Goal: The material below should be written out in full and exactly; pictures stay out of the copy.

>> Start Records to process

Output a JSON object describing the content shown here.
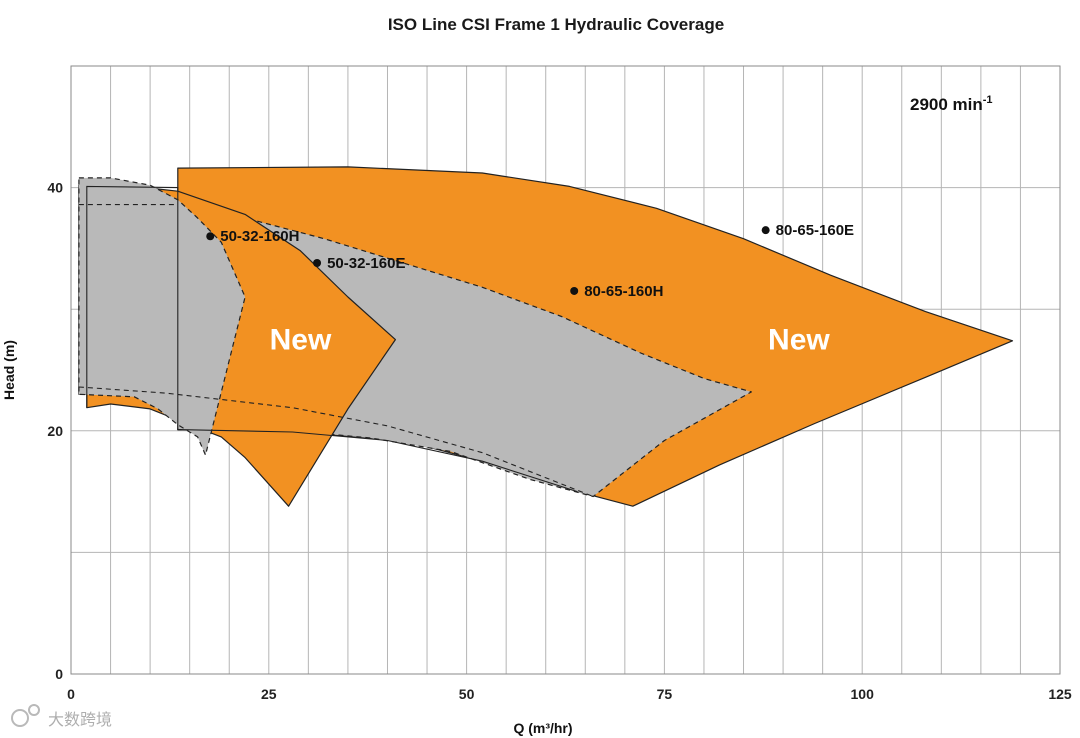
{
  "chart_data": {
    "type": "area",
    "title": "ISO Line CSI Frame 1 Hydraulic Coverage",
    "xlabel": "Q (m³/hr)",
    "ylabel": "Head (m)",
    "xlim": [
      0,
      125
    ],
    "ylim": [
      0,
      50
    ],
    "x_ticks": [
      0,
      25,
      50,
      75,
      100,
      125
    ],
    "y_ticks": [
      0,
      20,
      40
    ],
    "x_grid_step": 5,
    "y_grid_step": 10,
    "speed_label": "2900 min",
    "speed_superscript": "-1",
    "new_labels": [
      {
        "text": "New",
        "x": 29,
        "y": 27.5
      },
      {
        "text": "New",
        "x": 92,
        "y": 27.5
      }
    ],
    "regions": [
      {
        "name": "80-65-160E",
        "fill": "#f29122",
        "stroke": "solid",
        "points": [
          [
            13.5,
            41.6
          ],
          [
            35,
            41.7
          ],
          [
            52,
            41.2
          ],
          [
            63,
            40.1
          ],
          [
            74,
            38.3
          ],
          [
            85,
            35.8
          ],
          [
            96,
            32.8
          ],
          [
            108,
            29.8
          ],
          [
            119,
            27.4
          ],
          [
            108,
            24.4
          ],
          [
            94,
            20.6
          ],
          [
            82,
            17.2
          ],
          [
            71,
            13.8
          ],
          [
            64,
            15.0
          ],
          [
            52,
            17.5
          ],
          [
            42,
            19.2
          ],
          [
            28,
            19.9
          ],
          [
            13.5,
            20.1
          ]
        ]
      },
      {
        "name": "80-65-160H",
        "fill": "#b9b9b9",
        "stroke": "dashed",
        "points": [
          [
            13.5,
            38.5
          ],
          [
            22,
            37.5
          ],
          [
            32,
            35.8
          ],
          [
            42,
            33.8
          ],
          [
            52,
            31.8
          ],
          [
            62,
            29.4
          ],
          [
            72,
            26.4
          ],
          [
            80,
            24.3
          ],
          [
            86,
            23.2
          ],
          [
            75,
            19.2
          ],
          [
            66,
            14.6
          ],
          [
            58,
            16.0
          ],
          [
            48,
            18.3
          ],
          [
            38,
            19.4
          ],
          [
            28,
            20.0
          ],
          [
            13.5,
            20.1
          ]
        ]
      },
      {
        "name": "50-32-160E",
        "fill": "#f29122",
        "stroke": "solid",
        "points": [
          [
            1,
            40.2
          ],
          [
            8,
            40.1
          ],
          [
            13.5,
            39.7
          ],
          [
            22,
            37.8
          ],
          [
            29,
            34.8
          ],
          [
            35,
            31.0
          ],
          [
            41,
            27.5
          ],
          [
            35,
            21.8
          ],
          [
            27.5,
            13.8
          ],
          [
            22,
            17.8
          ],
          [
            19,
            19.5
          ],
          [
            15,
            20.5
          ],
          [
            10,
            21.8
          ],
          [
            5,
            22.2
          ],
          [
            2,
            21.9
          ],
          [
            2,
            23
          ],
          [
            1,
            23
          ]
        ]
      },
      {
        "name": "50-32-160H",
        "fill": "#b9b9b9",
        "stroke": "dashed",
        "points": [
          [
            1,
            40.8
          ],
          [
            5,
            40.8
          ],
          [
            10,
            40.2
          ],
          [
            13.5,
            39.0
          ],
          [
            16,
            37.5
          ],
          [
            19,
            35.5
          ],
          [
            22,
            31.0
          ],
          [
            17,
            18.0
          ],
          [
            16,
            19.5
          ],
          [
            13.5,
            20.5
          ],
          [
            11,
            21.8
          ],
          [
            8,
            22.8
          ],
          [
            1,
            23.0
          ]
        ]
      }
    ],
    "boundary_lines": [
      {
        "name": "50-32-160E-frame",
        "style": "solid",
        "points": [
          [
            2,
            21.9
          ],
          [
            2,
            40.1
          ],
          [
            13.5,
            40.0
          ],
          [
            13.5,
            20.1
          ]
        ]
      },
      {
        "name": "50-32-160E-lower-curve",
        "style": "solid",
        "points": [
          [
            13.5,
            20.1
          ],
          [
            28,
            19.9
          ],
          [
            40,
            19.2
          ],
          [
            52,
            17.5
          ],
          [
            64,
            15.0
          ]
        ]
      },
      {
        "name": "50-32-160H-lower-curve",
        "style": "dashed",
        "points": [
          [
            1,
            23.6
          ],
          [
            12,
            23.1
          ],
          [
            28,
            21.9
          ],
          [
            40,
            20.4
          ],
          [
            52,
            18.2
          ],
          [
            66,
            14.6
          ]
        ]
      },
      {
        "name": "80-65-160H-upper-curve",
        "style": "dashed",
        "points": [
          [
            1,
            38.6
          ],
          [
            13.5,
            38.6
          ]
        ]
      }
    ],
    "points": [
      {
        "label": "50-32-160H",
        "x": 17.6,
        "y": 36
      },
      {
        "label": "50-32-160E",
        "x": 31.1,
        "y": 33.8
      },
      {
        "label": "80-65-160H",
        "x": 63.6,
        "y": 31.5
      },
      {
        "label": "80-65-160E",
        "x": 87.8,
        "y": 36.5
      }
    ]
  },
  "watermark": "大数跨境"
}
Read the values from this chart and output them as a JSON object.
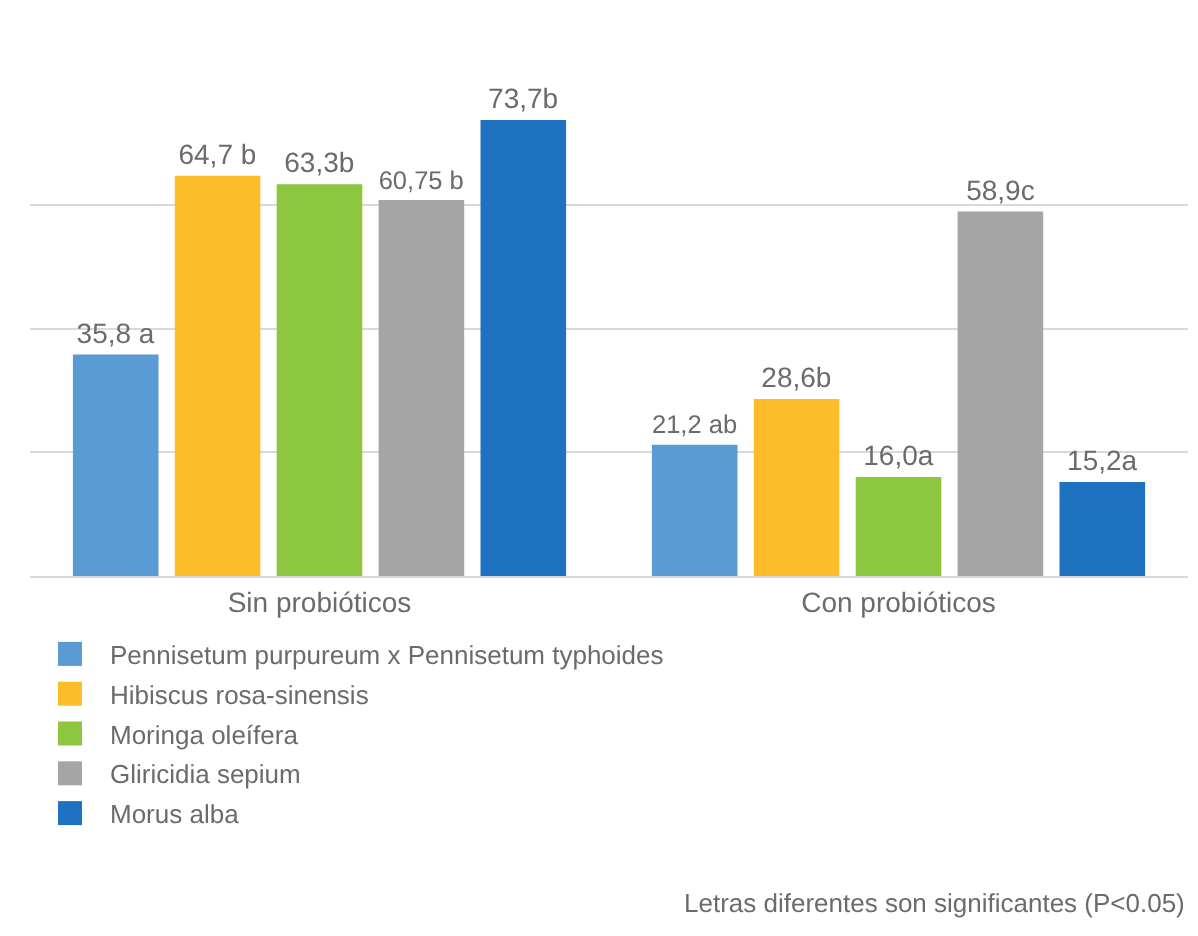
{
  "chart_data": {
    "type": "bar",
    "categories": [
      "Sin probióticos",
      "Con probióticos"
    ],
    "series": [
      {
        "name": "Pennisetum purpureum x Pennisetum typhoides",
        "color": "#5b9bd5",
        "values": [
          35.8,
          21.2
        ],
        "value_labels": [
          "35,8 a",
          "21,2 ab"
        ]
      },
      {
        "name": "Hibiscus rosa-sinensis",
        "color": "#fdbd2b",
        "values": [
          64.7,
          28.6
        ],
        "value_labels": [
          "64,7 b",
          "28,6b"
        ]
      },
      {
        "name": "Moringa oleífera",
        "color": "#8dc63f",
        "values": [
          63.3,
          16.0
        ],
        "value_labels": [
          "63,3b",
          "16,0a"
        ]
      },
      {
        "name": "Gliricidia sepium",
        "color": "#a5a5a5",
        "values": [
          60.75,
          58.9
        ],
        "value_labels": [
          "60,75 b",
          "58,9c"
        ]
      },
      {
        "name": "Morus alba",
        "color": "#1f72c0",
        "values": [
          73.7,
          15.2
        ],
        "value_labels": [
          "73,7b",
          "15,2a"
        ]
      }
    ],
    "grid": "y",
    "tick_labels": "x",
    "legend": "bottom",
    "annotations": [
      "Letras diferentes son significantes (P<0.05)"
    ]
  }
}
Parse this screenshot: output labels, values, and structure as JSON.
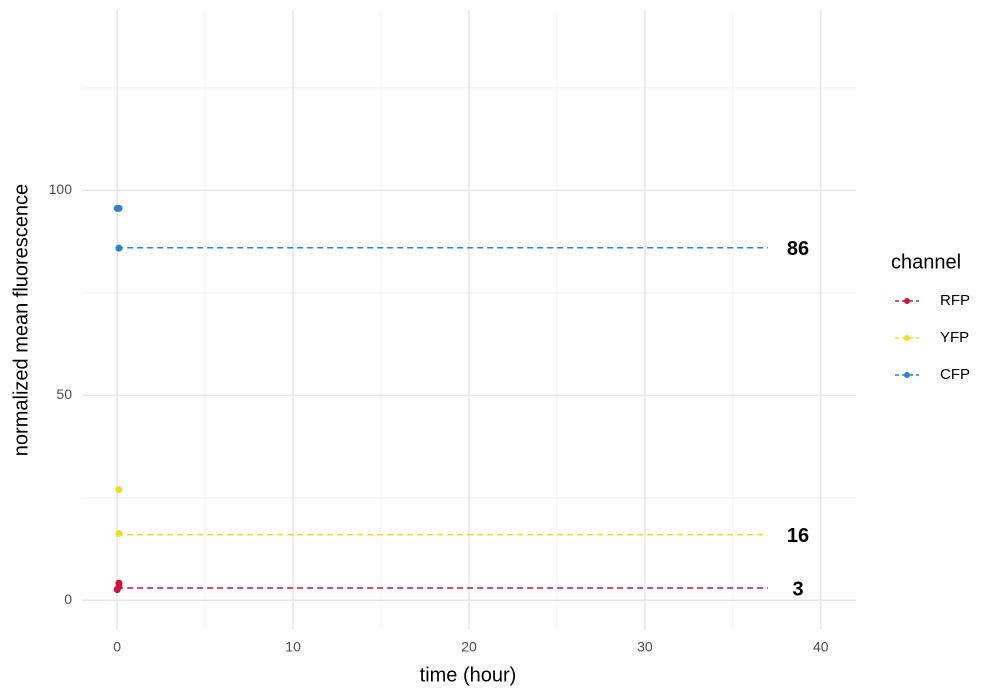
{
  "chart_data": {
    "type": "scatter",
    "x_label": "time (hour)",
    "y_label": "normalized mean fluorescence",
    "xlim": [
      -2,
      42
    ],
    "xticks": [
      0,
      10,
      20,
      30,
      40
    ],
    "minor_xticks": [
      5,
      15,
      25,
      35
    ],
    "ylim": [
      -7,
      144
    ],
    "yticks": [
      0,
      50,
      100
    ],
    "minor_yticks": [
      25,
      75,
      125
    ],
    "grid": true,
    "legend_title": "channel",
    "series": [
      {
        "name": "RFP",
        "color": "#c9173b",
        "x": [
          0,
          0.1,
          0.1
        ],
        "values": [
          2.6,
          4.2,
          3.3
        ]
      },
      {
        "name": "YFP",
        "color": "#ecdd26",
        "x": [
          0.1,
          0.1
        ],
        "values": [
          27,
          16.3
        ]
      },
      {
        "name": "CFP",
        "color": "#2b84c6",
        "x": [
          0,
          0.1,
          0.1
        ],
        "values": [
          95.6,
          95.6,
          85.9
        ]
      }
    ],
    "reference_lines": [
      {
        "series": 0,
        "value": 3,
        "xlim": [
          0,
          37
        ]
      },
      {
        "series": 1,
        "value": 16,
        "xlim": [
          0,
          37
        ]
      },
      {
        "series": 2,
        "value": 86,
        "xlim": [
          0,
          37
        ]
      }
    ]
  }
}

>> End Records to process

Exercise answer:
Output a JSON object describing the content shown here.
{
  "chart_data": {
    "type": "area",
    "title": "ISO Line CSI Frame 1 Hydraulic Coverage",
    "xlabel": "Q (m³/hr)",
    "ylabel": "Head (m)",
    "xlim": [
      0,
      125
    ],
    "ylim": [
      0,
      50
    ],
    "x_ticks": [
      0,
      25,
      50,
      75,
      100,
      125
    ],
    "y_ticks": [
      0,
      20,
      40
    ],
    "x_grid_step": 5,
    "y_grid_step": 10,
    "speed_label": "2900 min",
    "speed_superscript": "-1",
    "new_labels": [
      {
        "text": "New",
        "x": 29,
        "y": 27.5
      },
      {
        "text": "New",
        "x": 92,
        "y": 27.5
      }
    ],
    "regions": [
      {
        "name": "80-65-160E",
        "fill": "#f29122",
        "stroke": "solid",
        "points": [
          [
            13.5,
            41.6
          ],
          [
            35,
            41.7
          ],
          [
            52,
            41.2
          ],
          [
            63,
            40.1
          ],
          [
            74,
            38.3
          ],
          [
            85,
            35.8
          ],
          [
            96,
            32.8
          ],
          [
            108,
            29.8
          ],
          [
            119,
            27.4
          ],
          [
            108,
            24.4
          ],
          [
            94,
            20.6
          ],
          [
            82,
            17.2
          ],
          [
            71,
            13.8
          ],
          [
            64,
            15.0
          ],
          [
            52,
            17.5
          ],
          [
            42,
            19.2
          ],
          [
            28,
            19.9
          ],
          [
            13.5,
            20.1
          ]
        ]
      },
      {
        "name": "80-65-160H",
        "fill": "#b9b9b9",
        "stroke": "dashed",
        "points": [
          [
            13.5,
            38.5
          ],
          [
            22,
            37.5
          ],
          [
            32,
            35.8
          ],
          [
            42,
            33.8
          ],
          [
            52,
            31.8
          ],
          [
            62,
            29.4
          ],
          [
            72,
            26.4
          ],
          [
            80,
            24.3
          ],
          [
            86,
            23.2
          ],
          [
            75,
            19.2
          ],
          [
            66,
            14.6
          ],
          [
            58,
            16.0
          ],
          [
            48,
            18.3
          ],
          [
            38,
            19.4
          ],
          [
            28,
            20.0
          ],
          [
            13.5,
            20.1
          ]
        ]
      },
      {
        "name": "50-32-160E",
        "fill": "#f29122",
        "stroke": "solid",
        "points": [
          [
            1,
            40.2
          ],
          [
            8,
            40.1
          ],
          [
            13.5,
            39.7
          ],
          [
            22,
            37.8
          ],
          [
            29,
            34.8
          ],
          [
            35,
            31.0
          ],
          [
            41,
            27.5
          ],
          [
            35,
            21.8
          ],
          [
            27.5,
            13.8
          ],
          [
            22,
            17.8
          ],
          [
            19,
            19.5
          ],
          [
            15,
            20.5
          ],
          [
            10,
            21.8
          ],
          [
            5,
            22.2
          ],
          [
            2,
            21.9
          ],
          [
            2,
            23
          ],
          [
            1,
            23
          ]
        ]
      },
      {
        "name": "50-32-160H",
        "fill": "#b9b9b9",
        "stroke": "dashed",
        "points": [
          [
            1,
            40.8
          ],
          [
            5,
            40.8
          ],
          [
            10,
            40.2
          ],
          [
            13.5,
            39.0
          ],
          [
            16,
            37.5
          ],
          [
            19,
            35.5
          ],
          [
            22,
            31.0
          ],
          [
            17,
            18.0
          ],
          [
            16,
            19.5
          ],
          [
            13.5,
            20.5
          ],
          [
            11,
            21.8
          ],
          [
            8,
            22.8
          ],
          [
            1,
            23.0
          ]
        ]
      }
    ],
    "boundary_lines": [
      {
        "name": "50-32-160E-frame",
        "style": "solid",
        "points": [
          [
            2,
            21.9
          ],
          [
            2,
            40.1
          ],
          [
            13.5,
            40.0
          ],
          [
            13.5,
            20.1
          ]
        ]
      },
      {
        "name": "50-32-160E-lower-curve",
        "style": "solid",
        "points": [
          [
            13.5,
            20.1
          ],
          [
            28,
            19.9
          ],
          [
            40,
            19.2
          ],
          [
            52,
            17.5
          ],
          [
            64,
            15.0
          ]
        ]
      },
      {
        "name": "50-32-160H-lower-curve",
        "style": "dashed",
        "points": [
          [
            1,
            23.6
          ],
          [
            12,
            23.1
          ],
          [
            28,
            21.9
          ],
          [
            40,
            20.4
          ],
          [
            52,
            18.2
          ],
          [
            66,
            14.6
          ]
        ]
      },
      {
        "name": "80-65-160H-upper-curve",
        "style": "dashed",
        "points": [
          [
            1,
            38.6
          ],
          [
            13.5,
            38.6
          ]
        ]
      }
    ],
    "points": [
      {
        "label": "50-32-160H",
        "x": 17.6,
        "y": 36
      },
      {
        "label": "50-32-160E",
        "x": 31.1,
        "y": 33.8
      },
      {
        "label": "80-65-160H",
        "x": 63.6,
        "y": 31.5
      },
      {
        "label": "80-65-160E",
        "x": 87.8,
        "y": 36.5
      }
    ]
  },
  "watermark": "大数跨境"
}
Read the values from this chart and output them as a JSON object.
{
  "chart_data": {
    "type": "bar",
    "categories": [
      "Sin probióticos",
      "Con probióticos"
    ],
    "series": [
      {
        "name": "Pennisetum purpureum x Pennisetum typhoides",
        "color": "#5b9bd5",
        "values": [
          35.8,
          21.2
        ],
        "value_labels": [
          "35,8 a",
          "21,2 ab"
        ]
      },
      {
        "name": "Hibiscus rosa-sinensis",
        "color": "#fdbd2b",
        "values": [
          64.7,
          28.6
        ],
        "value_labels": [
          "64,7 b",
          "28,6b"
        ]
      },
      {
        "name": "Moringa oleífera",
        "color": "#8dc63f",
        "values": [
          63.3,
          16.0
        ],
        "value_labels": [
          "63,3b",
          "16,0a"
        ]
      },
      {
        "name": "Gliricidia sepium",
        "color": "#a5a5a5",
        "values": [
          60.75,
          58.9
        ],
        "value_labels": [
          "60,75 b",
          "58,9c"
        ]
      },
      {
        "name": "Morus alba",
        "color": "#1f72c0",
        "values": [
          73.7,
          15.2
        ],
        "value_labels": [
          "73,7b",
          "15,2a"
        ]
      }
    ],
    "grid": "y",
    "tick_labels": "x",
    "legend": "bottom",
    "annotations": [
      "Letras diferentes son significantes (P<0.05)"
    ]
  }
}
Parse this screenshot: output labels, values, and structure as JSON.
{
  "chart_data": {
    "type": "scatter",
    "x_label": "time (hour)",
    "y_label": "normalized mean fluorescence",
    "xlim": [
      -2,
      42
    ],
    "xticks": [
      0,
      10,
      20,
      30,
      40
    ],
    "minor_xticks": [
      5,
      15,
      25,
      35
    ],
    "ylim": [
      -7,
      144
    ],
    "yticks": [
      0,
      50,
      100
    ],
    "minor_yticks": [
      25,
      75,
      125
    ],
    "grid": true,
    "legend_title": "channel",
    "series": [
      {
        "name": "RFP",
        "color": "#c9173b",
        "x": [
          0,
          0.1,
          0.1
        ],
        "values": [
          2.6,
          4.2,
          3.3
        ]
      },
      {
        "name": "YFP",
        "color": "#ecdd26",
        "x": [
          0.1,
          0.1
        ],
        "values": [
          27,
          16.3
        ]
      },
      {
        "name": "CFP",
        "color": "#2b84c6",
        "x": [
          0,
          0.1,
          0.1
        ],
        "values": [
          95.6,
          95.6,
          85.9
        ]
      }
    ],
    "reference_lines": [
      {
        "series": 0,
        "value": 3,
        "xlim": [
          0,
          37
        ]
      },
      {
        "series": 1,
        "value": 16,
        "xlim": [
          0,
          37
        ]
      },
      {
        "series": 2,
        "value": 86,
        "xlim": [
          0,
          37
        ]
      }
    ]
  }
}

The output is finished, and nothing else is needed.